▶ Dataset items:
** START **
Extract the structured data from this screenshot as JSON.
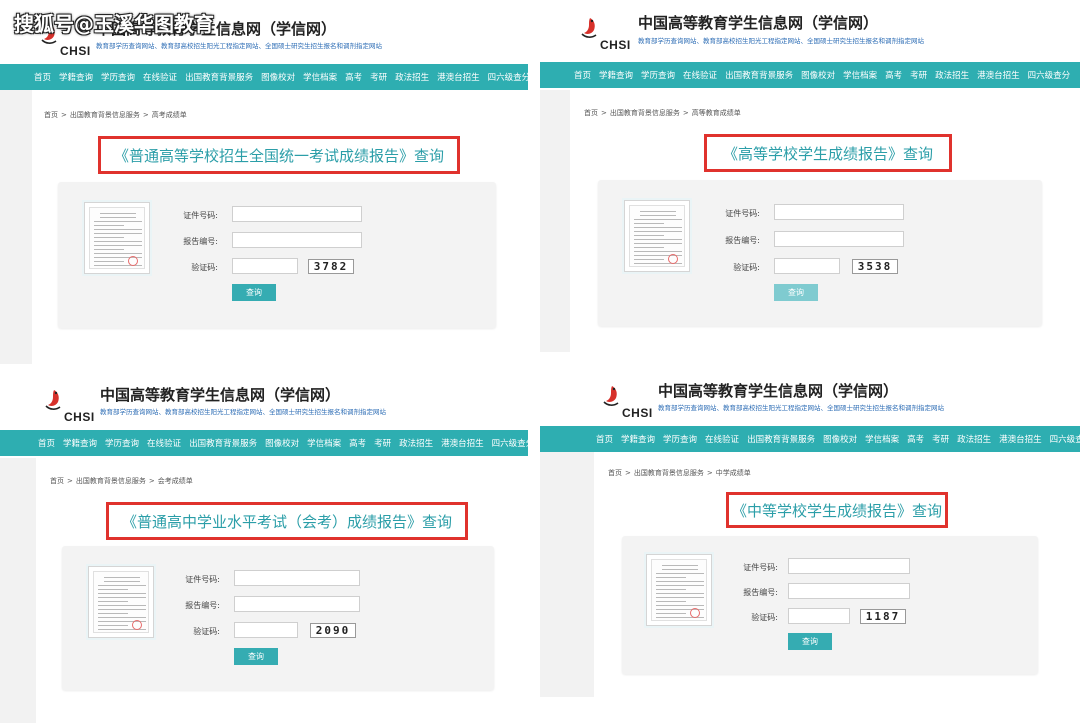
{
  "watermark": "搜狐号@玉溪华图教育",
  "site": {
    "logo_text": "CHSI",
    "title": "中国高等教育学生信息网（学信网）",
    "subtitle": "教育部学历查询网站、教育部高校招生阳光工程指定网站、全国硕士研究生招生报名和调剂指定网站"
  },
  "nav_items": [
    "首页",
    "学籍查询",
    "学历查询",
    "在线验证",
    "出国教育背景服务",
    "图像校对",
    "学信档案",
    "高考",
    "考研",
    "政法招生",
    "港澳台招生",
    "四六级查分"
  ],
  "labels": {
    "cert_no": "证件号码:",
    "report_no": "报告编号:",
    "captcha": "验证码:",
    "query_button": "查询"
  },
  "panels": [
    {
      "breadcrumb": [
        "首页",
        ">",
        "出国教育背景信息服务",
        ">",
        "高考成绩单"
      ],
      "report_title": "《普通高等学校招生全国统一考试成绩报告》查询",
      "captcha_code": "3782"
    },
    {
      "breadcrumb": [
        "首页",
        ">",
        "出国教育背景信息服务",
        ">",
        "高等教育成绩单"
      ],
      "report_title": "《高等学校学生成绩报告》查询",
      "captcha_code": "3538"
    },
    {
      "breadcrumb": [
        "首页",
        ">",
        "出国教育背景信息服务",
        ">",
        "会考成绩单"
      ],
      "report_title": "《普通高中学业水平考试（会考）成绩报告》查询",
      "captcha_code": "2090"
    },
    {
      "breadcrumb": [
        "首页",
        ">",
        "出国教育背景信息服务",
        ">",
        "中学成绩单"
      ],
      "report_title": "《中等学校学生成绩报告》查询",
      "captcha_code": "1187"
    }
  ],
  "colors": {
    "nav_bg": "#2eaeb1",
    "title_box_border": "#e0322d",
    "title_text": "#2b9ea8",
    "button_bg": "#35acb2"
  }
}
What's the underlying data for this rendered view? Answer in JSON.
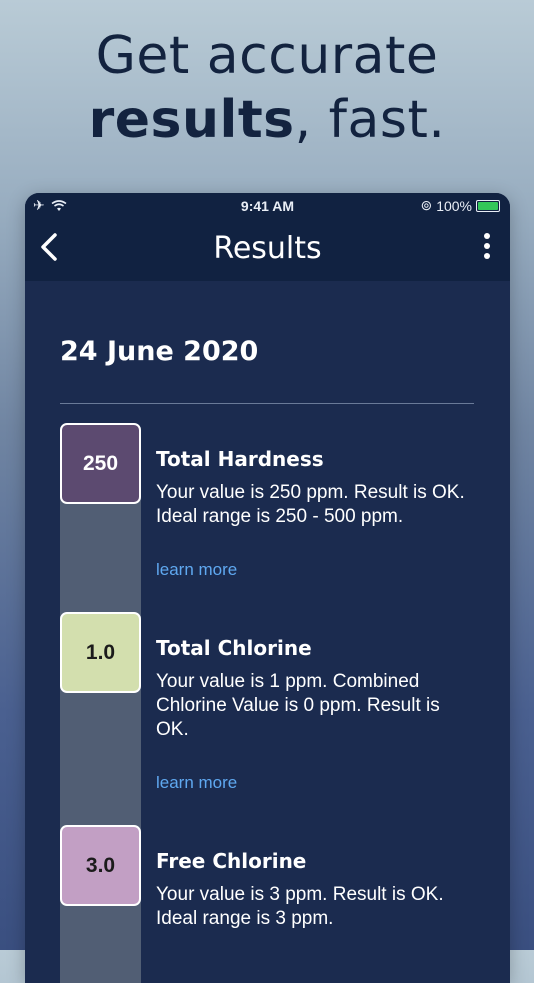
{
  "headline": {
    "line1": "Get accurate",
    "line2_bold": "results",
    "line2_rest": ", fast."
  },
  "statusbar": {
    "time": "9:41 AM",
    "battery": "100%",
    "icons": [
      "airplane-icon",
      "wifi-icon",
      "orientation-lock-icon",
      "battery-icon"
    ]
  },
  "navbar": {
    "title": "Results",
    "back_icon": "chevron-left-icon",
    "more_icon": "more-vertical-icon"
  },
  "date": "24 June 2020",
  "results": [
    {
      "value": "250",
      "badge_color": "#5c4a70",
      "badge_text_color": "#ffffff",
      "title": "Total Hardness",
      "description": "Your value is 250 ppm. Result is OK. Ideal range is 250 - 500 ppm.",
      "link": "learn more"
    },
    {
      "value": "1.0",
      "badge_color": "#d3dfae",
      "badge_text_color": "#1b1b1b",
      "title": "Total Chlorine",
      "description": "Your value is 1 ppm. Combined Chlorine Value is 0 ppm. Result is OK.",
      "link": "learn more"
    },
    {
      "value": "3.0",
      "badge_color": "#c29fc4",
      "badge_text_color": "#1b1b1b",
      "title": "Free Chlorine",
      "description": "Your value is 3 ppm. Result is OK. Ideal range is 3 ppm.",
      "link": ""
    }
  ]
}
** END **
▶ Problem description:
Leaving out the pictures, repeat the data above exactly.

▶ Response to the exercise:
Extract the structured data from this screenshot as JSON.
{
  "watermark": "搜狐号@玉溪华图教育",
  "site": {
    "logo_text": "CHSI",
    "title": "中国高等教育学生信息网（学信网）",
    "subtitle": "教育部学历查询网站、教育部高校招生阳光工程指定网站、全国硕士研究生招生报名和调剂指定网站"
  },
  "nav_items": [
    "首页",
    "学籍查询",
    "学历查询",
    "在线验证",
    "出国教育背景服务",
    "图像校对",
    "学信档案",
    "高考",
    "考研",
    "政法招生",
    "港澳台招生",
    "四六级查分"
  ],
  "labels": {
    "cert_no": "证件号码:",
    "report_no": "报告编号:",
    "captcha": "验证码:",
    "query_button": "查询"
  },
  "panels": [
    {
      "breadcrumb": [
        "首页",
        ">",
        "出国教育背景信息服务",
        ">",
        "高考成绩单"
      ],
      "report_title": "《普通高等学校招生全国统一考试成绩报告》查询",
      "captcha_code": "3782"
    },
    {
      "breadcrumb": [
        "首页",
        ">",
        "出国教育背景信息服务",
        ">",
        "高等教育成绩单"
      ],
      "report_title": "《高等学校学生成绩报告》查询",
      "captcha_code": "3538"
    },
    {
      "breadcrumb": [
        "首页",
        ">",
        "出国教育背景信息服务",
        ">",
        "会考成绩单"
      ],
      "report_title": "《普通高中学业水平考试（会考）成绩报告》查询",
      "captcha_code": "2090"
    },
    {
      "breadcrumb": [
        "首页",
        ">",
        "出国教育背景信息服务",
        ">",
        "中学成绩单"
      ],
      "report_title": "《中等学校学生成绩报告》查询",
      "captcha_code": "1187"
    }
  ],
  "colors": {
    "nav_bg": "#2eaeb1",
    "title_box_border": "#e0322d",
    "title_text": "#2b9ea8",
    "button_bg": "#35acb2"
  }
}
What's the underlying data for this rendered view? Answer in JSON.
{
  "headline": {
    "line1": "Get accurate",
    "line2_bold": "results",
    "line2_rest": ", fast."
  },
  "statusbar": {
    "time": "9:41 AM",
    "battery": "100%",
    "icons": [
      "airplane-icon",
      "wifi-icon",
      "orientation-lock-icon",
      "battery-icon"
    ]
  },
  "navbar": {
    "title": "Results",
    "back_icon": "chevron-left-icon",
    "more_icon": "more-vertical-icon"
  },
  "date": "24 June 2020",
  "results": [
    {
      "value": "250",
      "badge_color": "#5c4a70",
      "badge_text_color": "#ffffff",
      "title": "Total Hardness",
      "description": "Your value is 250 ppm. Result is OK. Ideal range is 250 - 500 ppm.",
      "link": "learn more"
    },
    {
      "value": "1.0",
      "badge_color": "#d3dfae",
      "badge_text_color": "#1b1b1b",
      "title": "Total Chlorine",
      "description": "Your value is 1 ppm. Combined Chlorine Value is 0 ppm. Result is OK.",
      "link": "learn more"
    },
    {
      "value": "3.0",
      "badge_color": "#c29fc4",
      "badge_text_color": "#1b1b1b",
      "title": "Free Chlorine",
      "description": "Your value is 3 ppm. Result is OK. Ideal range is 3 ppm.",
      "link": ""
    }
  ]
}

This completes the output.